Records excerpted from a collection
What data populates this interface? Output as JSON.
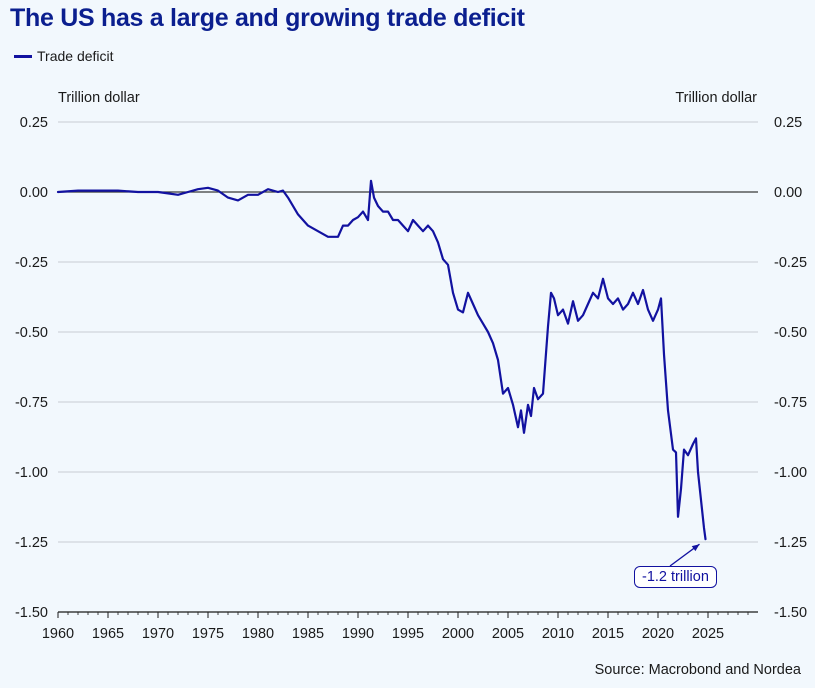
{
  "header": {
    "title": "The US has a large and growing trade deficit",
    "legend_label": "Trade deficit"
  },
  "axes": {
    "left_unit": "Trillion dollar",
    "right_unit": "Trillion dollar"
  },
  "footer": {
    "source": "Source: Macrobond and Nordea"
  },
  "annotation": {
    "label": "-1.2 trillion",
    "x": 2024.75,
    "y": -1.24
  },
  "colors": {
    "line": "#1212a0",
    "grid": "#c8ccd2",
    "zero_line": "#3a3a3a",
    "background": "#f2f8fd",
    "title": "#0b1f8f"
  },
  "chart_data": {
    "type": "line",
    "title": "The US has a large and growing trade deficit",
    "xlabel": "",
    "ylabel": "Trillion dollar",
    "xlim": [
      1960,
      2030
    ],
    "ylim": [
      -1.5,
      0.25
    ],
    "yticks": [
      0.25,
      0.0,
      -0.25,
      -0.5,
      -0.75,
      -1.0,
      -1.25,
      -1.5
    ],
    "ytick_labels": [
      "0.25",
      "0.00",
      "-0.25",
      "-0.50",
      "-0.75",
      "-1.00",
      "-1.25",
      "-1.50"
    ],
    "xticks": [
      1960,
      1965,
      1970,
      1975,
      1980,
      1985,
      1990,
      1995,
      2000,
      2005,
      2010,
      2015,
      2020,
      2025
    ],
    "xtick_labels": [
      "1960",
      "1965",
      "1970",
      "1975",
      "1980",
      "1985",
      "1990",
      "1995",
      "2000",
      "2005",
      "2010",
      "2015",
      "2020",
      "2025"
    ],
    "grid": true,
    "series": [
      {
        "name": "Trade deficit",
        "x": [
          1960,
          1962,
          1964,
          1966,
          1968,
          1970,
          1971,
          1972,
          1973,
          1974,
          1975,
          1976,
          1977,
          1978,
          1979,
          1980,
          1981,
          1982,
          1982.5,
          1983,
          1984,
          1985,
          1986,
          1987,
          1987.5,
          1988,
          1988.5,
          1989,
          1989.5,
          1990,
          1990.5,
          1991,
          1991.3,
          1991.6,
          1992,
          1992.5,
          1993,
          1993.5,
          1994,
          1994.5,
          1995,
          1995.5,
          1996,
          1996.5,
          1997,
          1997.5,
          1998,
          1998.5,
          1999,
          1999.5,
          2000,
          2000.5,
          2001,
          2001.5,
          2002,
          2002.5,
          2003,
          2003.5,
          2004,
          2004.5,
          2005,
          2005.5,
          2006,
          2006.3,
          2006.6,
          2007,
          2007.3,
          2007.6,
          2008,
          2008.5,
          2009,
          2009.3,
          2009.6,
          2010,
          2010.5,
          2011,
          2011.5,
          2012,
          2012.5,
          2013,
          2013.5,
          2014,
          2014.5,
          2015,
          2015.5,
          2016,
          2016.5,
          2017,
          2017.5,
          2018,
          2018.5,
          2019,
          2019.5,
          2020,
          2020.3,
          2020.6,
          2021,
          2021.5,
          2021.8,
          2022,
          2022.3,
          2022.6,
          2023,
          2023.5,
          2023.8,
          2024,
          2024.3,
          2024.6,
          2024.75
        ],
        "values": [
          0.0,
          0.005,
          0.005,
          0.005,
          0.0,
          0.0,
          -0.005,
          -0.01,
          0.0,
          0.01,
          0.015,
          0.005,
          -0.02,
          -0.03,
          -0.01,
          -0.01,
          0.01,
          0.0,
          0.005,
          -0.02,
          -0.08,
          -0.12,
          -0.14,
          -0.16,
          -0.16,
          -0.16,
          -0.12,
          -0.12,
          -0.1,
          -0.09,
          -0.07,
          -0.1,
          0.04,
          -0.02,
          -0.05,
          -0.07,
          -0.07,
          -0.1,
          -0.1,
          -0.12,
          -0.14,
          -0.1,
          -0.12,
          -0.14,
          -0.12,
          -0.14,
          -0.18,
          -0.24,
          -0.26,
          -0.36,
          -0.42,
          -0.43,
          -0.36,
          -0.4,
          -0.44,
          -0.47,
          -0.5,
          -0.54,
          -0.6,
          -0.72,
          -0.7,
          -0.76,
          -0.84,
          -0.78,
          -0.86,
          -0.76,
          -0.8,
          -0.7,
          -0.74,
          -0.72,
          -0.48,
          -0.36,
          -0.38,
          -0.44,
          -0.42,
          -0.47,
          -0.39,
          -0.46,
          -0.44,
          -0.4,
          -0.36,
          -0.38,
          -0.31,
          -0.38,
          -0.4,
          -0.38,
          -0.42,
          -0.4,
          -0.36,
          -0.4,
          -0.35,
          -0.42,
          -0.46,
          -0.42,
          -0.38,
          -0.58,
          -0.78,
          -0.92,
          -0.93,
          -1.16,
          -1.06,
          -0.92,
          -0.94,
          -0.9,
          -0.88,
          -1.0,
          -1.1,
          -1.2,
          -1.24
        ]
      }
    ]
  }
}
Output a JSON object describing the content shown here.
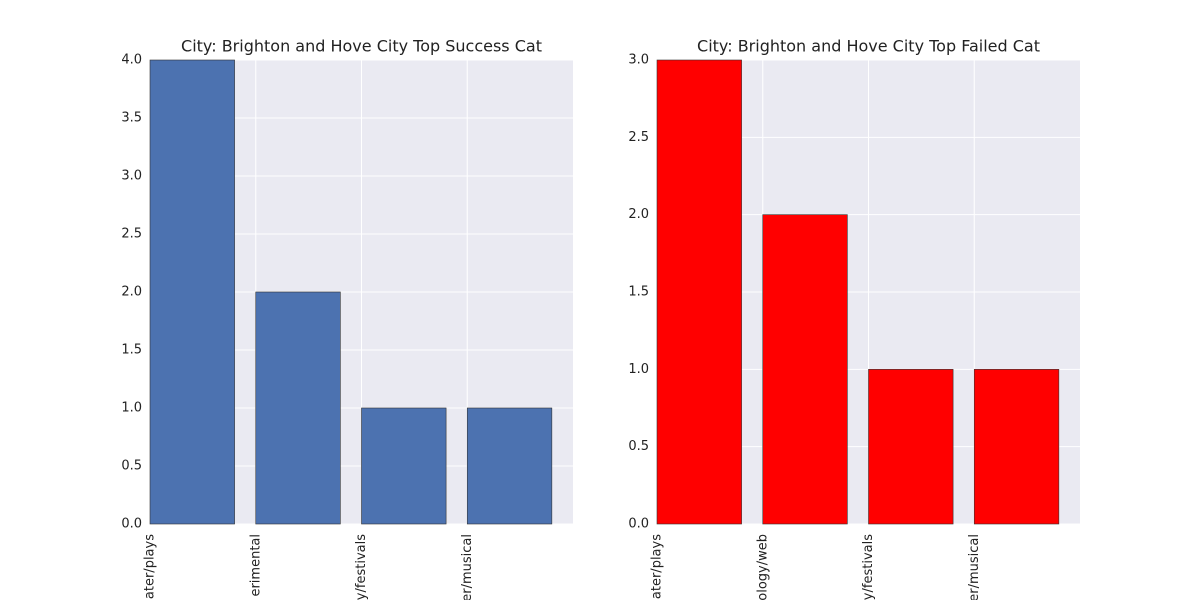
{
  "chart_data": [
    {
      "type": "bar",
      "title": "City: Brighton and Hove City Top Success Cat",
      "categories": [
        "ater/plays",
        "erimental",
        "y/festivals",
        "er/musical"
      ],
      "values": [
        4,
        2,
        1,
        1
      ],
      "color": "#4c72b0",
      "ylim": [
        0,
        4
      ],
      "yticks": [
        {
          "value": 0,
          "label": "0.0"
        },
        {
          "value": 0.5,
          "label": "0.5"
        },
        {
          "value": 1,
          "label": "1.0"
        },
        {
          "value": 1.5,
          "label": "1.5"
        },
        {
          "value": 2,
          "label": "2.0"
        },
        {
          "value": 2.5,
          "label": "2.5"
        },
        {
          "value": 3,
          "label": "3.0"
        },
        {
          "value": 3.5,
          "label": "3.5"
        },
        {
          "value": 4,
          "label": "4.0"
        }
      ],
      "grid": true
    },
    {
      "type": "bar",
      "title": "City: Brighton and Hove City Top Failed Cat",
      "categories": [
        "ater/plays",
        "ology/web",
        "y/festivals",
        "er/musical"
      ],
      "values": [
        3,
        2,
        1,
        1
      ],
      "color": "#ff0000",
      "ylim": [
        0,
        3
      ],
      "yticks": [
        {
          "value": 0,
          "label": "0.0"
        },
        {
          "value": 0.5,
          "label": "0.5"
        },
        {
          "value": 1,
          "label": "1.0"
        },
        {
          "value": 1.5,
          "label": "1.5"
        },
        {
          "value": 2,
          "label": "2.0"
        },
        {
          "value": 2.5,
          "label": "2.5"
        },
        {
          "value": 3,
          "label": "3.0"
        }
      ],
      "grid": true
    }
  ]
}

AIM OF THE EXERCISE: Scan the material above. Copy each line where "title" occurs.

WRITTEN ANSWER:
    "title": "The US has a large and growing trade deficit",
    "title": "#0b1f8f"
    "title": "The US has a large and growing trade deficit",
      "title": "City: Brighton and Hove City Top Success Cat",
      "title": "City: Brighton and Hove City Top Failed Cat",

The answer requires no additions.